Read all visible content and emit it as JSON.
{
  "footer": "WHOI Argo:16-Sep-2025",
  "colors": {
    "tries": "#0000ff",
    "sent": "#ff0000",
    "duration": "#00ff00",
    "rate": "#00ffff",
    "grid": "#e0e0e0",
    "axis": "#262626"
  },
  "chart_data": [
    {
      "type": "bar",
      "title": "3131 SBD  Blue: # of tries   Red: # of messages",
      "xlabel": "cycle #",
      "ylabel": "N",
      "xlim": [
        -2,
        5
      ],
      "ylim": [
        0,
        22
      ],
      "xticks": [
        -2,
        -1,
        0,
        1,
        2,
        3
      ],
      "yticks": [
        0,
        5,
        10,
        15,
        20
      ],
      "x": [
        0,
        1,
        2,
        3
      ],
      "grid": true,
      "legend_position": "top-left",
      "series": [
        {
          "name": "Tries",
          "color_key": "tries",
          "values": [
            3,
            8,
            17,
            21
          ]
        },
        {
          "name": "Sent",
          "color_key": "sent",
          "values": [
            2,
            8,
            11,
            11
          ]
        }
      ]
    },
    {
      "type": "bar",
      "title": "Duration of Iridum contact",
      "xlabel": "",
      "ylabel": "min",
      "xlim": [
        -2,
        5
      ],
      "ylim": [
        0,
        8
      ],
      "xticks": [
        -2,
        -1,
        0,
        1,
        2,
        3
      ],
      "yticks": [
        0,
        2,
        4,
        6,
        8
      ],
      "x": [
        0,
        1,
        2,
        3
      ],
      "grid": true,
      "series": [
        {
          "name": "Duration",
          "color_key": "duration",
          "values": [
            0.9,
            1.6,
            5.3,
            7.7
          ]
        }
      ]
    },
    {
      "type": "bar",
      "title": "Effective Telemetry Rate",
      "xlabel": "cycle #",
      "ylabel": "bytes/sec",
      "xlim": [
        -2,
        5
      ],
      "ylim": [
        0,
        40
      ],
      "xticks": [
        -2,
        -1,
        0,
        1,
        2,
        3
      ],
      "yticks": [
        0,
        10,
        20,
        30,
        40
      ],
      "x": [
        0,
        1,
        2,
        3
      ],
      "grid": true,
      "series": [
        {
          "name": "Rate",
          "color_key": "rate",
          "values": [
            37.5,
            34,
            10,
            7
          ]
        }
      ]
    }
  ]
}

_Goal of the exercise_
Sift through the entries and copy every line with "ylabel".

_Complete output_
      "ylabel": "N",
      "ylabel": "min",
      "ylabel": "bytes/sec",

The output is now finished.